Stated exercise
Reproduce the listing below exactly, minus its pictures.

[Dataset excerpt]
--*--

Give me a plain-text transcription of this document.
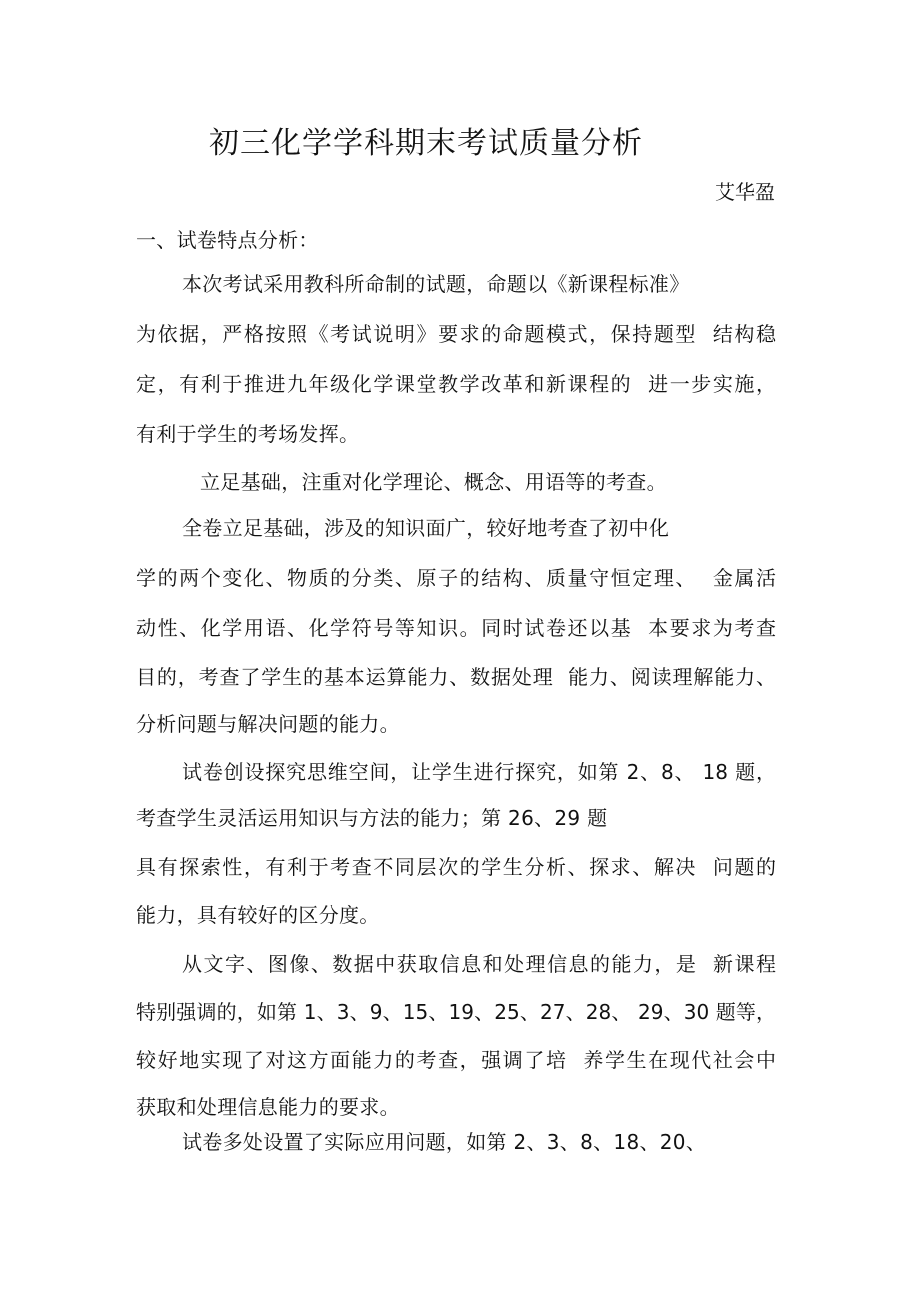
初三化学学科期末考试质量分析
艾华盈
一、试卷特点分析：
本次考试采用教科所命制的试题，命题以《新课程标准》
为依据，严格按照《考试说明》要求的命题模式，保持题型  结构稳
定，有利于推进九年级化学课堂教学改革和新课程的  进一步实施，
有利于学生的考场发挥。
立足基础，注重对化学理论、概念、用语等的考查。
全卷立足基础，涉及的知识面广，较好地考查了初中化
学的两个变化、物质的分类、原子的结构、质量守恒定理、  金属活
动性、化学用语、化学符号等知识。同时试卷还以基  本要求为考查
目的，考查了学生的基本运算能力、数据处理  能力、阅读理解能力、
分析问题与解决问题的能力。
试卷创设探究思维空间，让学生进行探究，如第 2、8、 18 题，
考查学生灵活运用知识与方法的能力；第 26、29 题
具有探索性，有利于考查不同层次的学生分析、探求、解决  问题的
能力，具有较好的区分度。
从文字、图像、数据中获取信息和处理信息的能力，是  新课程
特别强调的，如第 1、3、9、15、19、25、27、28、 29、30 题等，
较好地实现了对这方面能力的考查，强调了培  养学生在现代社会中
获取和处理信息能力的要求。
试卷多处设置了实际应用问题，如第 2、3、8、18、20、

--*--

Exercise result
Give me a plain-text transcription of this document.
初三化学学科期末考试质量分析
艾华盈
一、试卷特点分析：
本次考试采用教科所命制的试题，命题以《新课程标准》
为依据，严格按照《考试说明》要求的命题模式，保持题型  结构稳
定，有利于推进九年级化学课堂教学改革和新课程的  进一步实施，
有利于学生的考场发挥。
立足基础，注重对化学理论、概念、用语等的考查。
全卷立足基础，涉及的知识面广，较好地考查了初中化
学的两个变化、物质的分类、原子的结构、质量守恒定理、  金属活
动性、化学用语、化学符号等知识。同时试卷还以基  本要求为考查
目的，考查了学生的基本运算能力、数据处理  能力、阅读理解能力、
分析问题与解决问题的能力。
试卷创设探究思维空间，让学生进行探究，如第 2、8、 18 题，
考查学生灵活运用知识与方法的能力；第 26、29 题
具有探索性，有利于考查不同层次的学生分析、探求、解决  问题的
能力，具有较好的区分度。
从文字、图像、数据中获取信息和处理信息的能力，是  新课程
特别强调的，如第 1、3、9、15、19、25、27、28、 29、30 题等，
较好地实现了对这方面能力的考查，强调了培  养学生在现代社会中
获取和处理信息能力的要求。
试卷多处设置了实际应用问题，如第 2、3、8、18、20、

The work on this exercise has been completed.